__Instructions for the task__:
Locate each line in the records containing "provided". Copy it.

[Collected data entries]
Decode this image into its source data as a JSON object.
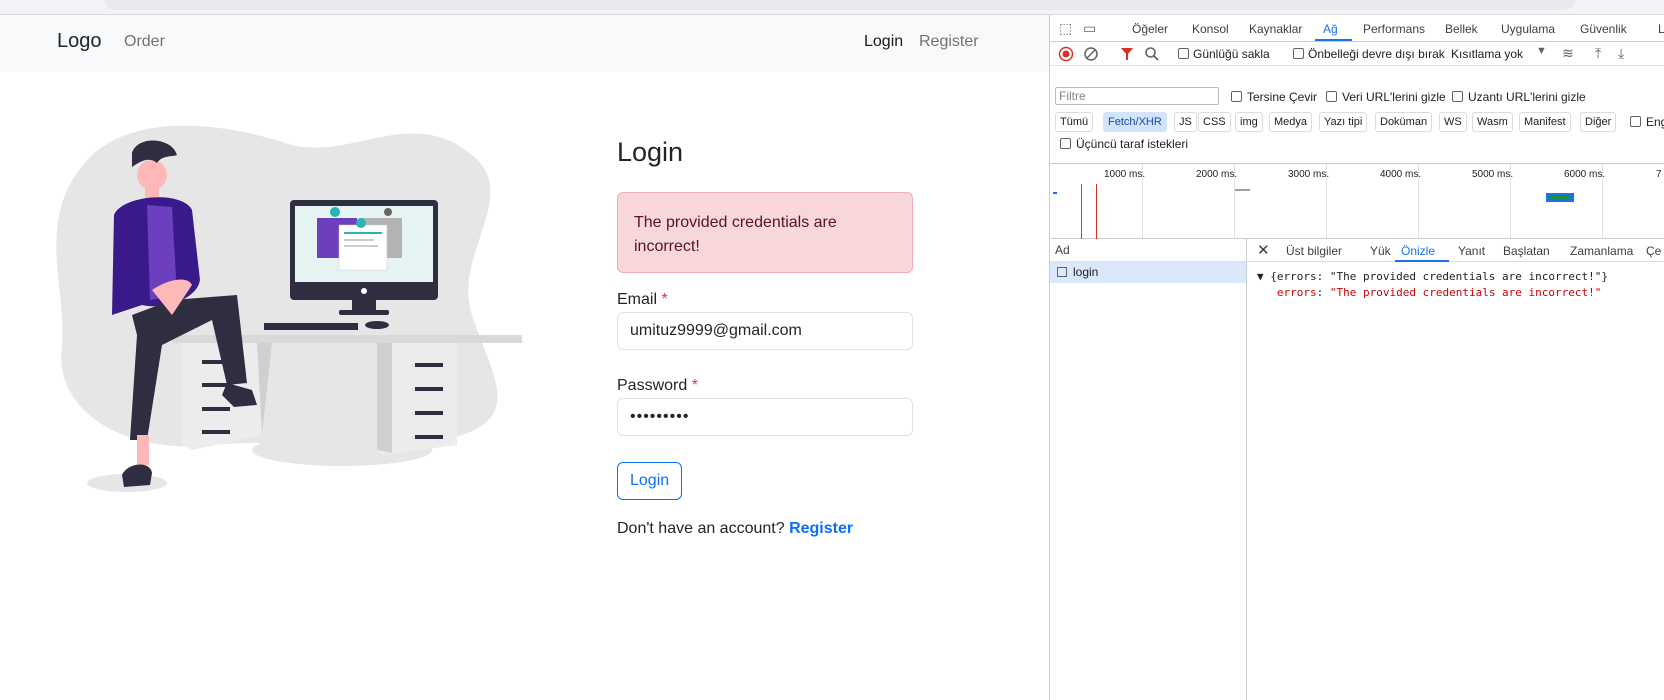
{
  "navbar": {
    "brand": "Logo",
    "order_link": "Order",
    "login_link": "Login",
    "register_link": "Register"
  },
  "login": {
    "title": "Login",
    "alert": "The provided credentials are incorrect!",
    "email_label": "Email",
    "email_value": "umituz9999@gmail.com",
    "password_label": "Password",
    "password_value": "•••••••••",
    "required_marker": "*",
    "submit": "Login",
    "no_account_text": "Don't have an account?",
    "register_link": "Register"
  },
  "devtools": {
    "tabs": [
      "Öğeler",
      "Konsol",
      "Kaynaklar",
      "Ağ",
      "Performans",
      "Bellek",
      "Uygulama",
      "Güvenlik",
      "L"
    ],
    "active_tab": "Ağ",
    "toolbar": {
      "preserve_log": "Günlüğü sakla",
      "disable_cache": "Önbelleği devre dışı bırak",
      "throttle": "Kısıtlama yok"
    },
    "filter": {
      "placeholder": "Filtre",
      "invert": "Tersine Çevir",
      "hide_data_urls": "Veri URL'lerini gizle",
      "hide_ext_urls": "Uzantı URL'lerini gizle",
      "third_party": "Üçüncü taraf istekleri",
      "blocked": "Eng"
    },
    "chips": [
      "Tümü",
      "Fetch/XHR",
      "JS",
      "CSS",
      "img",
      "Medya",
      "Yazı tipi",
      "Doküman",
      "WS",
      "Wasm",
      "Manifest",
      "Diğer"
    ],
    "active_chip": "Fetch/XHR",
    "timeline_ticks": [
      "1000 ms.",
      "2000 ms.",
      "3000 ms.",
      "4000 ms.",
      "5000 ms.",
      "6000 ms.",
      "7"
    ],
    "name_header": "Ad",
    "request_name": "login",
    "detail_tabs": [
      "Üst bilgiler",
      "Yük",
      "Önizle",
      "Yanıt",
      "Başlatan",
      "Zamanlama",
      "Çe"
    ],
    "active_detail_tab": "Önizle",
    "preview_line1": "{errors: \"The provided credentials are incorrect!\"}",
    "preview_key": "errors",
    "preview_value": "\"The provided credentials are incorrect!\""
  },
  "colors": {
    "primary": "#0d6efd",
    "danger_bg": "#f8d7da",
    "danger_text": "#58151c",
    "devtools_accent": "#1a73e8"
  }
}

__Completed task__:
    "alert": "The provided credentials are incorrect!",
    "preview_line1": "{errors: \"The provided credentials are incorrect!\"}",
    "preview_value": "\"The provided credentials are incorrect!\""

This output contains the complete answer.